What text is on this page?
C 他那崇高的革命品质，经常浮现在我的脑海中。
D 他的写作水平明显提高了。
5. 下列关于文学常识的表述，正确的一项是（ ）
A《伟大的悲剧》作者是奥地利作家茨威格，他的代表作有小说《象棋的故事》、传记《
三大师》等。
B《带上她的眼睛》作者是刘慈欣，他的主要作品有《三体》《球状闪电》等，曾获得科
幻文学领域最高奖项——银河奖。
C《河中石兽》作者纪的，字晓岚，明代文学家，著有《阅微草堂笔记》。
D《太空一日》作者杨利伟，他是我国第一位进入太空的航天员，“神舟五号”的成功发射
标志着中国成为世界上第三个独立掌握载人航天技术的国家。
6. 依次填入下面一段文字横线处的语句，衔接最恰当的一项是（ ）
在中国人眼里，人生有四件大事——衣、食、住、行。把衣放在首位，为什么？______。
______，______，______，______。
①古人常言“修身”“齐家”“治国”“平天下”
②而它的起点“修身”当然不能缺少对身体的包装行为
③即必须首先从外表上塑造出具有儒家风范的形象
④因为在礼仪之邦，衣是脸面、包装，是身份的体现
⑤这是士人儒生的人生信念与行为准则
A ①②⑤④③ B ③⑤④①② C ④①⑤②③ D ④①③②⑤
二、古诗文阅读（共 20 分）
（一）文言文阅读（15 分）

* _WHAT IS REQUIRED_
Every record above must be duplicated exactly.

* _EXERCISE RESULT_
What text is on this page?
C 他那崇高的革命品质，经常浮现在我的脑海中。
D 他的写作水平明显提高了。
5. 下列关于文学常识的表述，正确的一项是（ ）
A《伟大的悲剧》作者是奥地利作家茨威格，他的代表作有小说《象棋的故事》、传记《
三大师》等。
B《带上她的眼睛》作者是刘慈欣，他的主要作品有《三体》《球状闪电》等，曾获得科
幻文学领域最高奖项——银河奖。
C《河中石兽》作者纪的，字晓岚，明代文学家，著有《阅微草堂笔记》。
D《太空一日》作者杨利伟，他是我国第一位进入太空的航天员，“神舟五号”的成功发射
标志着中国成为世界上第三个独立掌握载人航天技术的国家。
6. 依次填入下面一段文字横线处的语句，衔接最恰当的一项是（ ）
在中国人眼里，人生有四件大事——衣、食、住、行。把衣放在首位，为什么？______。
______，______，______，______。
①古人常言“修身”“齐家”“治国”“平天下”
②而它的起点“修身”当然不能缺少对身体的包装行为
③即必须首先从外表上塑造出具有儒家风范的形象
④因为在礼仪之邦，衣是脸面、包装，是身份的体现
⑤这是士人儒生的人生信念与行为准则
A ①②⑤④③ B ③⑤④①② C ④①⑤②③ D ④①③②⑤
二、古诗文阅读（共 20 分）
（一）文言文阅读（15 分）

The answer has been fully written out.